WRITTEN REQUEST:
Format the items from the line with "data-label: 0.47 bbox=[286, 319, 314, 336]" up to and including the line with "y-tick-label: 1.20 bbox=[32, 3, 62, 20]" as a Markdown table. Use a column No. for the row number and a column Entry for the line, and skip blank lines.

SUPPLIED DATA:
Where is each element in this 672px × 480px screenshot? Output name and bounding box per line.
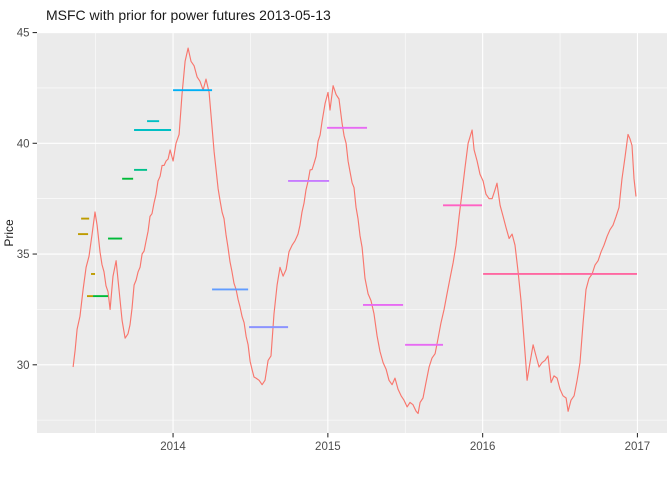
panel-background [37, 33, 667, 433]
x-tick-label: 2014 [160, 441, 186, 453]
price-line [72, 47, 637, 415]
y-tick-label: 40 [17, 138, 30, 150]
y-tick-label: 35 [17, 249, 30, 261]
x-tick-label: 2015 [315, 441, 341, 453]
x-tick-label: 2017 [625, 441, 651, 453]
y-tick-label: 45 [17, 28, 30, 40]
chart-title: MSFC with prior for power futures 2013-0… [46, 7, 331, 23]
x-tick-label: 2016 [470, 441, 496, 453]
y-tick-label: 30 [17, 360, 30, 372]
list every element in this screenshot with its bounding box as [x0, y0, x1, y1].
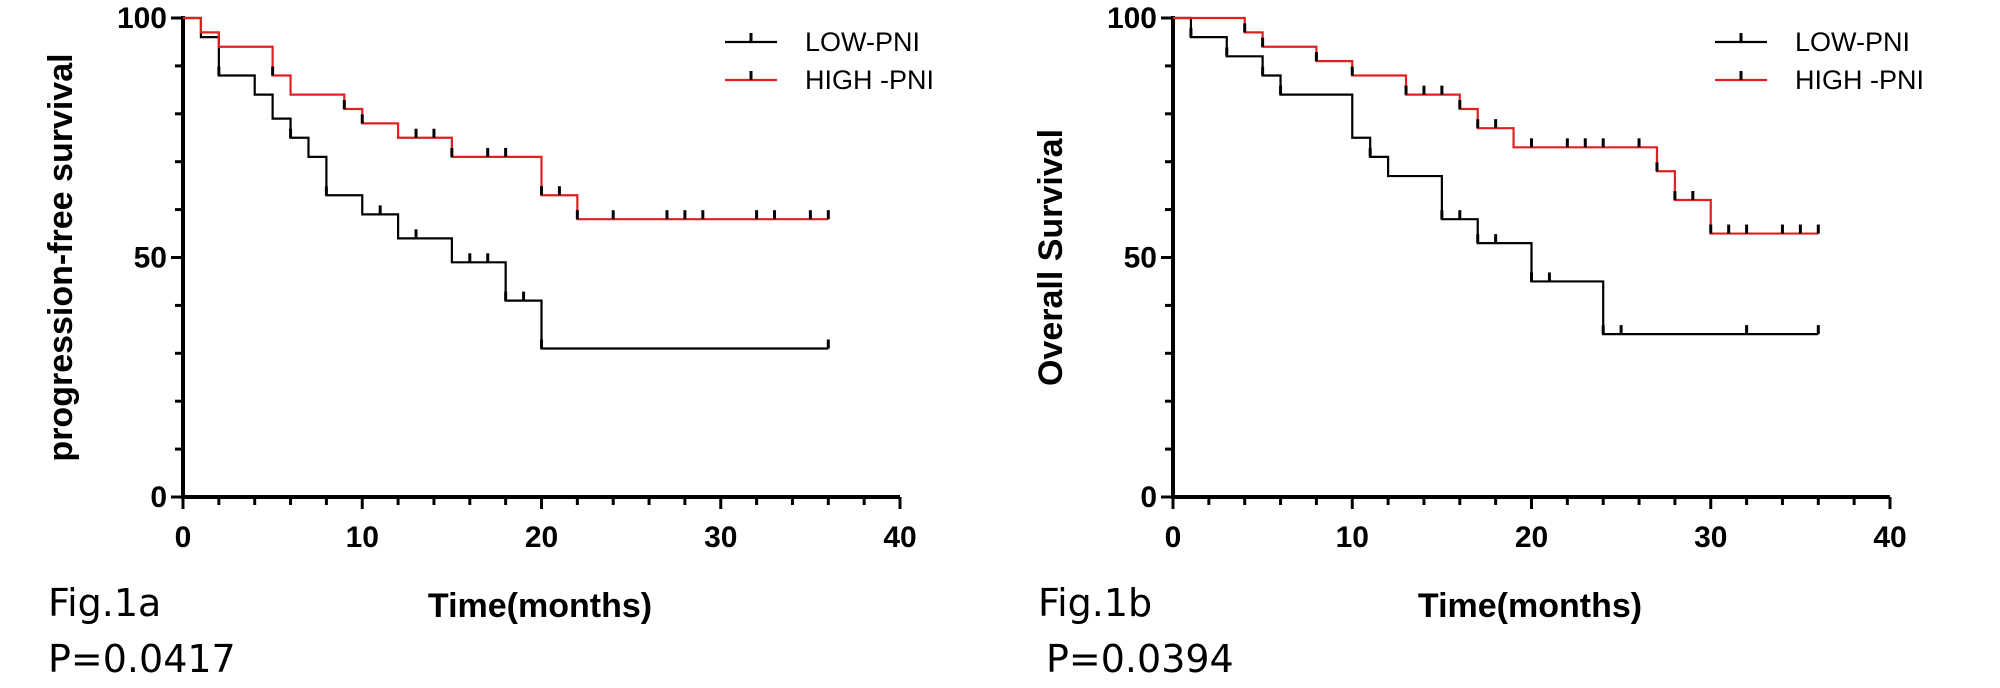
legend-label: HIGH -PNI	[1795, 65, 1924, 95]
panel-fig-1a: 0 50 100 0 10 20 30 40 progression-free survival…	[42, 2, 934, 681]
km-curve-low-pni	[1173, 16, 1819, 336]
y-tick-label: 100	[1107, 2, 1157, 35]
p-value: P=0.0394	[1046, 637, 1234, 681]
y-tick-label: 50	[134, 242, 167, 275]
x-tick-label: 10	[1336, 521, 1369, 554]
x-tick-label: 20	[1515, 521, 1548, 554]
p-value: P=0.0417	[48, 637, 236, 681]
panel-fig-1b: 0 50 100 0 10 20 30 40 Overall Survival Time(mont…	[1032, 2, 1924, 681]
x-tick-label: 0	[175, 521, 192, 554]
x-tick-label: 0	[1165, 521, 1182, 554]
legend-label: LOW-PNI	[1795, 27, 1910, 57]
x-axis-label: Time(months)	[428, 587, 652, 625]
x-tick-label: 30	[1694, 521, 1727, 554]
y-axis-label: progression-free survival	[42, 53, 80, 461]
y-tick-label: 0	[150, 481, 167, 514]
x-tick-label: 20	[525, 521, 558, 554]
legend-label: LOW-PNI	[805, 27, 920, 57]
figure-caption: Fig.1b	[1038, 581, 1152, 625]
y-tick-label: 100	[117, 2, 167, 35]
km-curve-low-pni	[183, 16, 829, 350]
x-tick-label: 40	[883, 521, 916, 554]
km-curve-high-pni	[183, 16, 829, 221]
x-axis-label: Time(months)	[1418, 587, 1642, 625]
legend-label: HIGH -PNI	[805, 65, 934, 95]
x-tick-label: 40	[1873, 521, 1906, 554]
y-tick-label: 0	[1140, 481, 1157, 514]
figure-caption: Fig.1a	[48, 581, 161, 625]
y-axis-label: Overall Survival	[1032, 129, 1070, 386]
x-tick-label: 30	[704, 521, 737, 554]
x-tick-label: 10	[346, 521, 379, 554]
y-tick-label: 50	[1124, 242, 1157, 275]
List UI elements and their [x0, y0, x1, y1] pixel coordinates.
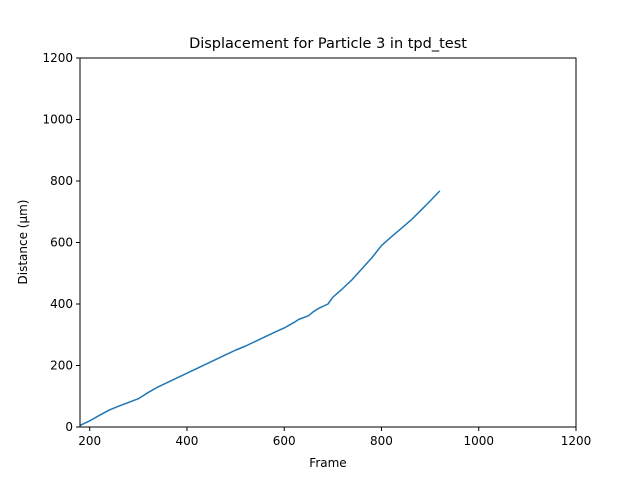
series-line-0 — [79, 190, 441, 427]
x-axis-label: Frame — [309, 456, 346, 470]
y-tick-label: 200 — [50, 359, 73, 373]
tick-group: 200 400 600 800 1000 1200 0 200 400 600 800 1000 120… — [42, 51, 591, 448]
y-tick-label: 800 — [50, 174, 73, 188]
x-tick-label: 200 — [78, 434, 101, 448]
axes-frame — [79, 57, 577, 428]
plot-area — [79, 190, 441, 427]
x-tick-label: 1000 — [463, 434, 494, 448]
x-tick-label: 1200 — [561, 434, 592, 448]
y-tick-label: 1200 — [42, 51, 73, 65]
x-tick-label: 600 — [273, 434, 296, 448]
x-tick-label: 800 — [370, 434, 393, 448]
chart-title: Displacement for Particle 3 in tpd_test — [189, 36, 467, 52]
y-tick-label: 400 — [50, 297, 73, 311]
x-tick-label: 400 — [176, 434, 199, 448]
y-tick-label: 600 — [50, 236, 73, 250]
y-tick-label: 1000 — [42, 113, 73, 127]
y-axis-label: Distance (µm) — [16, 200, 30, 285]
y-tick-label: 0 — [65, 420, 73, 434]
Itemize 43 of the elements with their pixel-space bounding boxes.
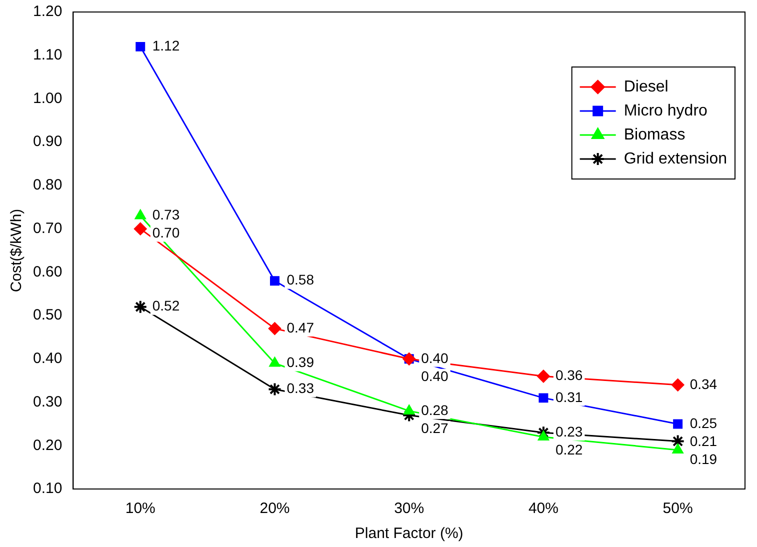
data-label: 0.47 bbox=[286, 319, 314, 336]
x-tick-label: 20% bbox=[260, 500, 290, 518]
data-label: 0.22 bbox=[555, 441, 583, 458]
y-tick-label: 0.40 bbox=[32, 350, 62, 368]
data-label: 0.58 bbox=[286, 272, 314, 288]
data-label: 0.23 bbox=[555, 423, 583, 440]
data-label: 0.40 bbox=[421, 350, 449, 366]
y-tick-label: 0.50 bbox=[32, 306, 62, 324]
x-tick-label: 30% bbox=[394, 500, 424, 518]
y-tick-label: 1.10 bbox=[32, 46, 62, 64]
data-label: 0.28 bbox=[421, 402, 449, 418]
y-tick-label: 0.60 bbox=[32, 263, 62, 280]
data-label: 0.27 bbox=[421, 420, 449, 436]
data-label: 1.12 bbox=[152, 38, 180, 54]
data-label: 0.21 bbox=[690, 432, 718, 449]
data-label: 0.36 bbox=[555, 367, 583, 384]
data-label: 0.31 bbox=[555, 388, 583, 405]
y-tick-label: 0.30 bbox=[32, 393, 62, 410]
x-axis-title: Plant Factor (%) bbox=[354, 525, 464, 542]
legend-label: Grid extension bbox=[624, 150, 728, 168]
y-tick-label: 0.10 bbox=[32, 480, 62, 498]
data-label: 0.19 bbox=[690, 450, 718, 467]
y-axis-title: Cost($/kWh) bbox=[8, 208, 26, 292]
legend-label: Diesel bbox=[624, 78, 668, 96]
y-tick-label: 0.70 bbox=[32, 220, 62, 237]
data-label: 0.39 bbox=[286, 354, 314, 370]
legend-label: Biomass bbox=[624, 126, 686, 144]
data-label: 0.73 bbox=[152, 206, 180, 223]
y-tick-label: 1.00 bbox=[32, 90, 62, 107]
data-label: 0.70 bbox=[152, 224, 180, 241]
x-tick-label: 50% bbox=[662, 500, 693, 518]
y-tick-label: 1.20 bbox=[32, 3, 62, 20]
x-tick-label: 40% bbox=[528, 500, 558, 518]
y-tick-label: 0.90 bbox=[32, 133, 62, 150]
data-label: 0.34 bbox=[690, 376, 718, 392]
data-label: 0.25 bbox=[690, 414, 718, 431]
data-label: 0.40 bbox=[421, 368, 449, 384]
legend-label: Micro hydro bbox=[624, 102, 708, 120]
data-label: 0.33 bbox=[286, 380, 314, 396]
y-tick-label: 0.80 bbox=[32, 176, 62, 194]
x-tick-label: 10% bbox=[125, 500, 156, 518]
y-tick-label: 0.20 bbox=[32, 436, 62, 454]
data-label: 0.52 bbox=[152, 298, 180, 314]
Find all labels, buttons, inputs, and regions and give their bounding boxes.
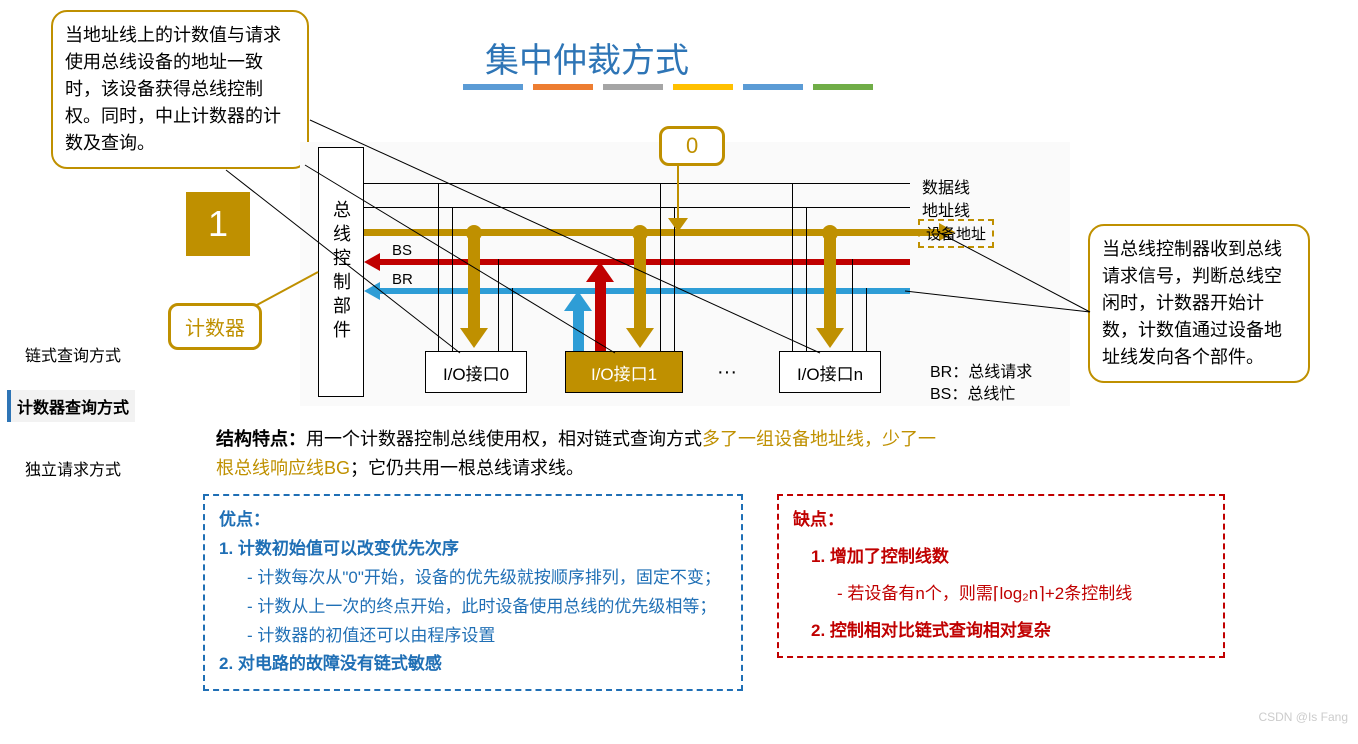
arrow-br-left (364, 282, 380, 300)
advantages-box: 优点： 1. 计数初始值可以改变优先次序 - 计数每次从"0"开始，设备的优先级… (203, 494, 743, 691)
lbl-devaddr: 设备地址 (918, 219, 994, 248)
bus-controller: 总线控制部件 (318, 147, 364, 397)
callout-right: 当总线控制器收到总线请求信号，判断总线空闲时，计数器开始计数，计数值通过设备地址… (1088, 224, 1310, 383)
dis2: 2. 控制相对比链式查询相对复杂 (811, 617, 1051, 646)
io-port-0: I/O接口0 (425, 351, 527, 393)
adv2: 2. 对电路的故障没有链式敏感 (219, 654, 442, 673)
counter-label: 计数器 (168, 303, 262, 350)
adv1: 1. 计数初始值可以改变优先次序 (219, 539, 459, 558)
nav-chain[interactable]: 链式查询方式 (19, 338, 127, 370)
v0c (498, 259, 499, 351)
arrowhead-gold-n (816, 328, 844, 348)
line-data (364, 183, 910, 184)
page-title: 集中仲裁方式 (485, 33, 689, 82)
nav-independent[interactable]: 独立请求方式 (19, 452, 127, 484)
nav-counter[interactable]: 计数器查询方式 (7, 390, 135, 422)
counter-value: 1 (186, 192, 250, 256)
bubble-value: 0 (659, 126, 725, 166)
arrow-red-up (595, 281, 606, 351)
para-tail: ；它仍共用一根总线请求线。 (350, 458, 584, 478)
v1a (660, 183, 661, 351)
sig-br: BR (392, 271, 413, 288)
adv1a: - 计数每次从"0"开始，设备的优先级就按顺序排列，固定不变； (247, 564, 721, 593)
sig-bs: BS (392, 242, 412, 259)
title-underline (463, 84, 873, 90)
line-addr (364, 207, 910, 208)
ellipsis: ··· (717, 361, 737, 384)
arrowhead-gold-1 (626, 328, 654, 348)
vnb (806, 207, 807, 351)
line-devaddr (364, 229, 944, 236)
v0d (512, 288, 513, 351)
adv-title: 优点： (219, 510, 270, 529)
arrow-blue-up (573, 310, 584, 351)
legend-bs: BS：总线忙 (930, 380, 1015, 404)
v0a (438, 183, 439, 351)
disadvantages-box: 缺点： 1. 增加了控制线数 - 若设备有n个，则需⌈log₂n⌉+2条控制线 … (777, 494, 1225, 658)
para-prefix: 结构特点： (216, 429, 306, 449)
dis1a: - 若设备有n个，则需⌈log₂n⌉+2条控制线 (837, 580, 1132, 609)
lbl-data: 数据线 (922, 174, 970, 198)
v1b (674, 207, 675, 351)
dis1: 1. 增加了控制线数 (811, 543, 949, 572)
arrow-gold-n (824, 235, 836, 330)
para-text: 用一个计数器控制总线使用权，相对链式查询方式 (306, 429, 702, 449)
arrowhead-red (586, 262, 614, 282)
vna (792, 183, 793, 351)
io-port-n: I/O接口n (779, 351, 881, 393)
callout-left: 当地址线上的计数值与请求使用总线设备的地址一致时，该设备获得总线控制权。同时，中… (51, 10, 309, 169)
arrowhead-blue (564, 291, 592, 311)
watermark: CSDN @Is Fang (1258, 710, 1348, 724)
dis-title: 缺点： (793, 510, 844, 529)
io-port-1: I/O接口1 (565, 351, 683, 393)
v0b (452, 207, 453, 351)
vnd (866, 288, 867, 351)
arrow-bs-left (364, 253, 380, 271)
arrow-gold-0 (468, 235, 480, 330)
vnc (852, 259, 853, 351)
adv1c: - 计数器的初值还可以由程序设置 (247, 622, 495, 651)
adv1b: - 计数从上一次的终点开始，此时设备使用总线的优先级相等； (247, 593, 716, 622)
arrow-gold-1 (634, 235, 646, 330)
lbl-addr: 地址线 (922, 197, 970, 221)
structure-paragraph: 结构特点：用一个计数器控制总线使用权，相对链式查询方式多了一组设备地址线，少了一… (216, 425, 946, 483)
arrowhead-gold-0 (460, 328, 488, 348)
legend-br: BR：总线请求 (930, 358, 1032, 382)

FINAL RESULT:
| No. | Entry |
|---|---|
| 1 | data-label: 0.47 bbox=[286, 319, 314, 336] |
| 2 | x-tick-label: 20% bbox=[260, 500, 290, 518] |
| 3 | data-label: 0.22 bbox=[555, 441, 583, 458] |
| 4 | y-tick-label: 0.40 bbox=[32, 350, 62, 368] |
| 5 | data-label: 0.58 bbox=[286, 272, 314, 288] |
| 6 | data-label: 0.23 bbox=[555, 423, 583, 440] |
| 7 | data-label: 0.40 bbox=[421, 350, 449, 366] |
| 8 | y-tick-label: 0.50 bbox=[32, 306, 62, 324] |
| 9 | x-tick-label: 30% bbox=[394, 500, 424, 518] |
| 10 | y-tick-label: 1.10 bbox=[32, 46, 62, 64] |
| 11 | data-label: 0.28 bbox=[421, 402, 449, 418] |
| 12 | y-tick-label: 0.60 bbox=[32, 263, 62, 280] |
| 13 | data-label: 0.27 bbox=[421, 420, 449, 436] |
| 14 | data-label: 1.12 bbox=[152, 38, 180, 54] |
| 15 | data-label: 0.21 bbox=[690, 432, 718, 449] |
| 16 | data-label: 0.36 bbox=[555, 367, 583, 384] |
| 17 | data-label: 0.31 bbox=[555, 388, 583, 405] |
| 18 | y-tick-label: 0.30 bbox=[32, 393, 62, 410] |
| 19 | x-axis-title: Plant Factor (%) bbox=[354, 525, 464, 542] |
| 20 | legend-label: Grid extension bbox=[624, 150, 728, 168] |
| 21 | y-tick-label: 0.10 bbox=[32, 480, 62, 498] |
| 22 | data-label: 0.19 bbox=[690, 450, 718, 467] |
| 23 | y-axis-title: Cost($/kWh) bbox=[8, 208, 26, 292] |
| 24 | legend-label: Diesel bbox=[624, 78, 668, 96] |
| 25 | y-tick-label: 0.70 bbox=[32, 220, 62, 237] |
| 26 | data-label: 0.39 bbox=[286, 354, 314, 370] |
| 27 | legend-label: Biomass bbox=[624, 126, 686, 144] |
| 28 | data-label: 0.73 bbox=[152, 206, 180, 223] |
| 29 | y-tick-label: 1.00 bbox=[32, 90, 62, 107] |
| 30 | data-label: 0.70 bbox=[152, 224, 180, 241] |
| 31 | x-tick-label: 50% bbox=[662, 500, 693, 518] |
| 32 | y-tick-label: 1.20 bbox=[32, 3, 62, 20] |